Restate, word for word, the run of lines that starts at the line containing "Transcribe the text in this document." and ends with the final line of the listing. Leave pictures out.

BEGIN Provided entries

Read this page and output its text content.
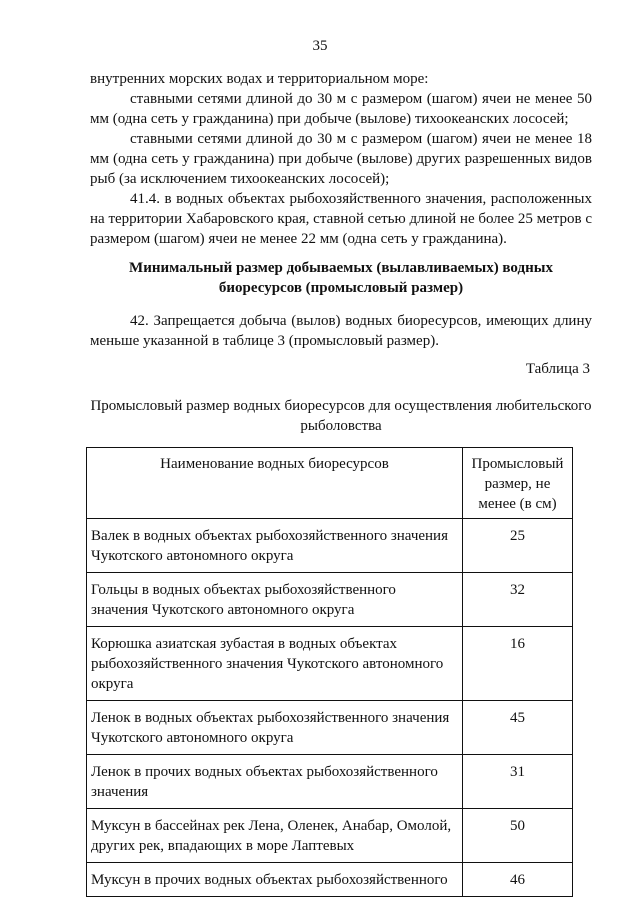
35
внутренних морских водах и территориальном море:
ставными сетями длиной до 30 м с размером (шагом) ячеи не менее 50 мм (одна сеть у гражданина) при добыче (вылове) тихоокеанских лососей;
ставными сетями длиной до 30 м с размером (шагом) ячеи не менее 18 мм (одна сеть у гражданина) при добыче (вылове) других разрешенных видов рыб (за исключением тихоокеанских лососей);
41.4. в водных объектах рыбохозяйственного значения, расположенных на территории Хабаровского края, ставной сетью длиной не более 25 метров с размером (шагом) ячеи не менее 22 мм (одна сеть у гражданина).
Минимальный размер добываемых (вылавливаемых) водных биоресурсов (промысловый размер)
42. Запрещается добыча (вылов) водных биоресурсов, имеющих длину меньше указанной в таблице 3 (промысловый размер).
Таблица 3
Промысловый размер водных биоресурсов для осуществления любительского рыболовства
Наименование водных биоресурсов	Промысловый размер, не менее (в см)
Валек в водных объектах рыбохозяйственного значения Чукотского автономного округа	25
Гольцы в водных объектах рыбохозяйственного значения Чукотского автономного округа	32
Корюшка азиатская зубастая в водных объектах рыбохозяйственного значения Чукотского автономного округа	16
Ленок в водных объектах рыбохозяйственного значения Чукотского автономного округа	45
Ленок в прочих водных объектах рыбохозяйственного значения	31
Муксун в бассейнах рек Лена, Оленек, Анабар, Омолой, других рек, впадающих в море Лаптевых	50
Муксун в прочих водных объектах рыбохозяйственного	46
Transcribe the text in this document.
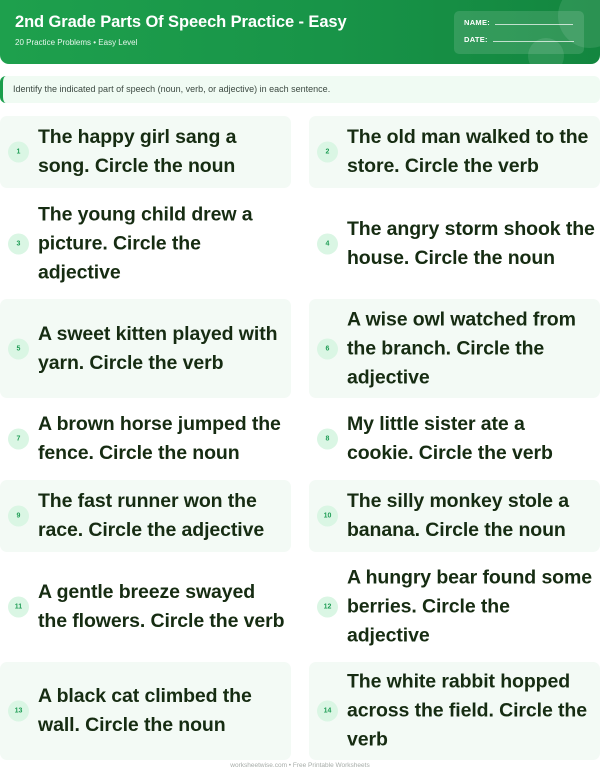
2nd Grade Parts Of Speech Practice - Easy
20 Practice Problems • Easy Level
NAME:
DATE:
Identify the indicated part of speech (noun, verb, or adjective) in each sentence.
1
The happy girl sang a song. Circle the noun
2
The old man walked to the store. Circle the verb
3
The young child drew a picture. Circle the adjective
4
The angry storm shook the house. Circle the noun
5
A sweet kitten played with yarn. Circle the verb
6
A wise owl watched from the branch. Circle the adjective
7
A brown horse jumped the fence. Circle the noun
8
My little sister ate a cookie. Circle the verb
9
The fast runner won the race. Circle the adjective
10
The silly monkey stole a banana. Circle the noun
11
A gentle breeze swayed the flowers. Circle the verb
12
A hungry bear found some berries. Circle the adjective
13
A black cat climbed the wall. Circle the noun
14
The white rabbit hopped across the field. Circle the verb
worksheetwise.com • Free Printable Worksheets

END Provided entries

Result for this exercise
Transcribe the text in this document.
2nd Grade Parts Of Speech Practice - Easy
20 Practice Problems • Easy Level
NAME:
DATE:
Identify the indicated part of speech (noun, verb, or adjective) in each sentence.
1
The happy girl sang a song. Circle the noun
2
The old man walked to the store. Circle the verb
3
The young child drew a picture. Circle the adjective
4
The angry storm shook the house. Circle the noun
5
A sweet kitten played with yarn. Circle the verb
6
A wise owl watched from the branch. Circle the adjective
7
A brown horse jumped the fence. Circle the noun
8
My little sister ate a cookie. Circle the verb
9
The fast runner won the race. Circle the adjective
10
The silly monkey stole a banana. Circle the noun
11
A gentle breeze swayed the flowers. Circle the verb
12
A hungry bear found some berries. Circle the adjective
13
A black cat climbed the wall. Circle the noun
14
The white rabbit hopped across the field. Circle the verb
worksheetwise.com • Free Printable Worksheets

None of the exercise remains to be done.